- _Input_:
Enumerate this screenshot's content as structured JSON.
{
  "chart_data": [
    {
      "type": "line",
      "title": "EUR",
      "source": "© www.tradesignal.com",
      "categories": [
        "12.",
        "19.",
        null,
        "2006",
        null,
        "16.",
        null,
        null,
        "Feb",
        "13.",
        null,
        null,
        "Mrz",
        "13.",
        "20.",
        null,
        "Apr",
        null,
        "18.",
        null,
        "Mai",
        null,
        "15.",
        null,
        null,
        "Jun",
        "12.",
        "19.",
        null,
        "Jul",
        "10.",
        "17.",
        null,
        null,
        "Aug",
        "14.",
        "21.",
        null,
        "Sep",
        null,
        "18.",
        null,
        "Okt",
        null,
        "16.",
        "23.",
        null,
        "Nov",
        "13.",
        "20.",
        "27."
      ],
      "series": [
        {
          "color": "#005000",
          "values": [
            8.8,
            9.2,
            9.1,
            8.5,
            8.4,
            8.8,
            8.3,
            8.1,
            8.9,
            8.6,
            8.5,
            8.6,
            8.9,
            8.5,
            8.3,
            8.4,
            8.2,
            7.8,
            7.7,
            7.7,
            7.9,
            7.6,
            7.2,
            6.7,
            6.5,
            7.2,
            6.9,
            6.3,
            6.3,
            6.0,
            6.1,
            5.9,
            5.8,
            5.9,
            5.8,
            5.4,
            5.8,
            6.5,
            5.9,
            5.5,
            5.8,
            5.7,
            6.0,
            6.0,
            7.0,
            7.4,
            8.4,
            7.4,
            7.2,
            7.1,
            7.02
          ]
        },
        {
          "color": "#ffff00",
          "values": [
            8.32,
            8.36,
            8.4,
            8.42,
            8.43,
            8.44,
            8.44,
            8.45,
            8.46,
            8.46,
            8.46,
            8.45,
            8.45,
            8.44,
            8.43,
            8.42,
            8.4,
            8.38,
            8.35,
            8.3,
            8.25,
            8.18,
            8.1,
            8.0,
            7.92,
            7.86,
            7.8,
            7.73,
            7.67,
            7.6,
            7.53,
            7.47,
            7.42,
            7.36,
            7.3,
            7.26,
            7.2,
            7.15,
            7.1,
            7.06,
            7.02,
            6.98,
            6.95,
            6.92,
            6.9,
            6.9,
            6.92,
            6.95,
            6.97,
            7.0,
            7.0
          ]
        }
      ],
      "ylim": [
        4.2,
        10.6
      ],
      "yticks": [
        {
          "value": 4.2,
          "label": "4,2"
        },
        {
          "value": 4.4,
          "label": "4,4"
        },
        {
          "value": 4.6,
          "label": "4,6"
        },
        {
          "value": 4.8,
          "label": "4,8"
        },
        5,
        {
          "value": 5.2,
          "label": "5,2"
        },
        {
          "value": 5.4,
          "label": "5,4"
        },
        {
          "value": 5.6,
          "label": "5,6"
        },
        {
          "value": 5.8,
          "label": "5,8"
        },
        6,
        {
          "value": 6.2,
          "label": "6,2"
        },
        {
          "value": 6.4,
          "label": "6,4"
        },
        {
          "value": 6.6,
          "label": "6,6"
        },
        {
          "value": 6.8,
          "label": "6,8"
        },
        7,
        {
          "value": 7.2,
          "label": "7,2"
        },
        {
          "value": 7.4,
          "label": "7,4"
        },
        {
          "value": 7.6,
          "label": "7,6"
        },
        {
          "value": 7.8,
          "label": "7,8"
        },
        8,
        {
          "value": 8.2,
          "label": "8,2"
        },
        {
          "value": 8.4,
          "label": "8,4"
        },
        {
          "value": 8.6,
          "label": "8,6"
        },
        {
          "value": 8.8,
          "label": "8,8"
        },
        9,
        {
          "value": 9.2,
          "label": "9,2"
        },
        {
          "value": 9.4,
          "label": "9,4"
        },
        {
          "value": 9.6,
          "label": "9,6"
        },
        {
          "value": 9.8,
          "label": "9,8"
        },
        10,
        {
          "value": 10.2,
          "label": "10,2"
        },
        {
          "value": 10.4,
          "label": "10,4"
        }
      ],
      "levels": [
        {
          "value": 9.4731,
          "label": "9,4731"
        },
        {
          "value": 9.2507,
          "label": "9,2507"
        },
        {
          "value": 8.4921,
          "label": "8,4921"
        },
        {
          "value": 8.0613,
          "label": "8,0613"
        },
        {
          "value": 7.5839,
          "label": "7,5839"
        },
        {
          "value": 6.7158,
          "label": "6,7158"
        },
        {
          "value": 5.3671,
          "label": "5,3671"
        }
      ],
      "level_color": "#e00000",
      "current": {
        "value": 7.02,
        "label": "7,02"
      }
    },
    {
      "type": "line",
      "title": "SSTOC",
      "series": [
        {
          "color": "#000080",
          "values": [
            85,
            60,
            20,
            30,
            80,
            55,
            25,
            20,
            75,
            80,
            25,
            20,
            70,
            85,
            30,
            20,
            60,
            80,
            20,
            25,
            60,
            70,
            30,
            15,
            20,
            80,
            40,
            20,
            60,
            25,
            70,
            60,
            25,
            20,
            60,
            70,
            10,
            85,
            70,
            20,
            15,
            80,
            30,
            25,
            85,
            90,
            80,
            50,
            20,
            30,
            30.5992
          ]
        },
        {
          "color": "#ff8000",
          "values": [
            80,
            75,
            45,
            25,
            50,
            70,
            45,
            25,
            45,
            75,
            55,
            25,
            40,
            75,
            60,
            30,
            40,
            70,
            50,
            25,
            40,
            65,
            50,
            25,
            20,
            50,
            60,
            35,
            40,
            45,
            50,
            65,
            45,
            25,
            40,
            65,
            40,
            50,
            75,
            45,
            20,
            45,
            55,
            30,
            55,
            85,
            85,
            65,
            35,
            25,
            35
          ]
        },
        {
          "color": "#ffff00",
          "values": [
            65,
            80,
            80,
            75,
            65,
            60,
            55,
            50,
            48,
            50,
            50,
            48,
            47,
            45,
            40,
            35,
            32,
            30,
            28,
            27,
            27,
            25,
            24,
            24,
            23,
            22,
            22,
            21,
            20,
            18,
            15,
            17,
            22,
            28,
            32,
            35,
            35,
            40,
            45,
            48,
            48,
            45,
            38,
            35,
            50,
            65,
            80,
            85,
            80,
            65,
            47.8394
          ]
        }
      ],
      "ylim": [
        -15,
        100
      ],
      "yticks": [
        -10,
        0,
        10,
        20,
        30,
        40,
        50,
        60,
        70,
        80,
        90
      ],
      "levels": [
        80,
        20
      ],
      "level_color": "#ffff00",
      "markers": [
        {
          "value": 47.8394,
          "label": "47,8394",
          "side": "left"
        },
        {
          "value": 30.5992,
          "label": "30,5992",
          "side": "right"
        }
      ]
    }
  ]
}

- _Exercise requirements_: Take the entries above and transcribe them in full.

- _Result_:
Enumerate this screenshot's content as structured JSON.
{
  "chart_data": [
    {
      "type": "line",
      "title": "EUR",
      "source": "© www.tradesignal.com",
      "categories": [
        "12.",
        "19.",
        null,
        "2006",
        null,
        "16.",
        null,
        null,
        "Feb",
        "13.",
        null,
        null,
        "Mrz",
        "13.",
        "20.",
        null,
        "Apr",
        null,
        "18.",
        null,
        "Mai",
        null,
        "15.",
        null,
        null,
        "Jun",
        "12.",
        "19.",
        null,
        "Jul",
        "10.",
        "17.",
        null,
        null,
        "Aug",
        "14.",
        "21.",
        null,
        "Sep",
        null,
        "18.",
        null,
        "Okt",
        null,
        "16.",
        "23.",
        null,
        "Nov",
        "13.",
        "20.",
        "27."
      ],
      "series": [
        {
          "color": "#005000",
          "values": [
            8.8,
            9.2,
            9.1,
            8.5,
            8.4,
            8.8,
            8.3,
            8.1,
            8.9,
            8.6,
            8.5,
            8.6,
            8.9,
            8.5,
            8.3,
            8.4,
            8.2,
            7.8,
            7.7,
            7.7,
            7.9,
            7.6,
            7.2,
            6.7,
            6.5,
            7.2,
            6.9,
            6.3,
            6.3,
            6.0,
            6.1,
            5.9,
            5.8,
            5.9,
            5.8,
            5.4,
            5.8,
            6.5,
            5.9,
            5.5,
            5.8,
            5.7,
            6.0,
            6.0,
            7.0,
            7.4,
            8.4,
            7.4,
            7.2,
            7.1,
            7.02
          ]
        },
        {
          "color": "#ffff00",
          "values": [
            8.32,
            8.36,
            8.4,
            8.42,
            8.43,
            8.44,
            8.44,
            8.45,
            8.46,
            8.46,
            8.46,
            8.45,
            8.45,
            8.44,
            8.43,
            8.42,
            8.4,
            8.38,
            8.35,
            8.3,
            8.25,
            8.18,
            8.1,
            8.0,
            7.92,
            7.86,
            7.8,
            7.73,
            7.67,
            7.6,
            7.53,
            7.47,
            7.42,
            7.36,
            7.3,
            7.26,
            7.2,
            7.15,
            7.1,
            7.06,
            7.02,
            6.98,
            6.95,
            6.92,
            6.9,
            6.9,
            6.92,
            6.95,
            6.97,
            7.0,
            7.0
          ]
        }
      ],
      "ylim": [
        4.2,
        10.6
      ],
      "yticks": [
        {
          "value": 4.2,
          "label": "4,2"
        },
        {
          "value": 4.4,
          "label": "4,4"
        },
        {
          "value": 4.6,
          "label": "4,6"
        },
        {
          "value": 4.8,
          "label": "4,8"
        },
        5,
        {
          "value": 5.2,
          "label": "5,2"
        },
        {
          "value": 5.4,
          "label": "5,4"
        },
        {
          "value": 5.6,
          "label": "5,6"
        },
        {
          "value": 5.8,
          "label": "5,8"
        },
        6,
        {
          "value": 6.2,
          "label": "6,2"
        },
        {
          "value": 6.4,
          "label": "6,4"
        },
        {
          "value": 6.6,
          "label": "6,6"
        },
        {
          "value": 6.8,
          "label": "6,8"
        },
        7,
        {
          "value": 7.2,
          "label": "7,2"
        },
        {
          "value": 7.4,
          "label": "7,4"
        },
        {
          "value": 7.6,
          "label": "7,6"
        },
        {
          "value": 7.8,
          "label": "7,8"
        },
        8,
        {
          "value": 8.2,
          "label": "8,2"
        },
        {
          "value": 8.4,
          "label": "8,4"
        },
        {
          "value": 8.6,
          "label": "8,6"
        },
        {
          "value": 8.8,
          "label": "8,8"
        },
        9,
        {
          "value": 9.2,
          "label": "9,2"
        },
        {
          "value": 9.4,
          "label": "9,4"
        },
        {
          "value": 9.6,
          "label": "9,6"
        },
        {
          "value": 9.8,
          "label": "9,8"
        },
        10,
        {
          "value": 10.2,
          "label": "10,2"
        },
        {
          "value": 10.4,
          "label": "10,4"
        }
      ],
      "levels": [
        {
          "value": 9.4731,
          "label": "9,4731"
        },
        {
          "value": 9.2507,
          "label": "9,2507"
        },
        {
          "value": 8.4921,
          "label": "8,4921"
        },
        {
          "value": 8.0613,
          "label": "8,0613"
        },
        {
          "value": 7.5839,
          "label": "7,5839"
        },
        {
          "value": 6.7158,
          "label": "6,7158"
        },
        {
          "value": 5.3671,
          "label": "5,3671"
        }
      ],
      "level_color": "#e00000",
      "current": {
        "value": 7.02,
        "label": "7,02"
      }
    },
    {
      "type": "line",
      "title": "SSTOC",
      "series": [
        {
          "color": "#000080",
          "values": [
            85,
            60,
            20,
            30,
            80,
            55,
            25,
            20,
            75,
            80,
            25,
            20,
            70,
            85,
            30,
            20,
            60,
            80,
            20,
            25,
            60,
            70,
            30,
            15,
            20,
            80,
            40,
            20,
            60,
            25,
            70,
            60,
            25,
            20,
            60,
            70,
            10,
            85,
            70,
            20,
            15,
            80,
            30,
            25,
            85,
            90,
            80,
            50,
            20,
            30,
            30.5992
          ]
        },
        {
          "color": "#ff8000",
          "values": [
            80,
            75,
            45,
            25,
            50,
            70,
            45,
            25,
            45,
            75,
            55,
            25,
            40,
            75,
            60,
            30,
            40,
            70,
            50,
            25,
            40,
            65,
            50,
            25,
            20,
            50,
            60,
            35,
            40,
            45,
            50,
            65,
            45,
            25,
            40,
            65,
            40,
            50,
            75,
            45,
            20,
            45,
            55,
            30,
            55,
            85,
            85,
            65,
            35,
            25,
            35
          ]
        },
        {
          "color": "#ffff00",
          "values": [
            65,
            80,
            80,
            75,
            65,
            60,
            55,
            50,
            48,
            50,
            50,
            48,
            47,
            45,
            40,
            35,
            32,
            30,
            28,
            27,
            27,
            25,
            24,
            24,
            23,
            22,
            22,
            21,
            20,
            18,
            15,
            17,
            22,
            28,
            32,
            35,
            35,
            40,
            45,
            48,
            48,
            45,
            38,
            35,
            50,
            65,
            80,
            85,
            80,
            65,
            47.8394
          ]
        }
      ],
      "ylim": [
        -15,
        100
      ],
      "yticks": [
        -10,
        0,
        10,
        20,
        30,
        40,
        50,
        60,
        70,
        80,
        90
      ],
      "levels": [
        80,
        20
      ],
      "level_color": "#ffff00",
      "markers": [
        {
          "value": 47.8394,
          "label": "47,8394",
          "side": "left"
        },
        {
          "value": 30.5992,
          "label": "30,5992",
          "side": "right"
        }
      ]
    }
  ]
}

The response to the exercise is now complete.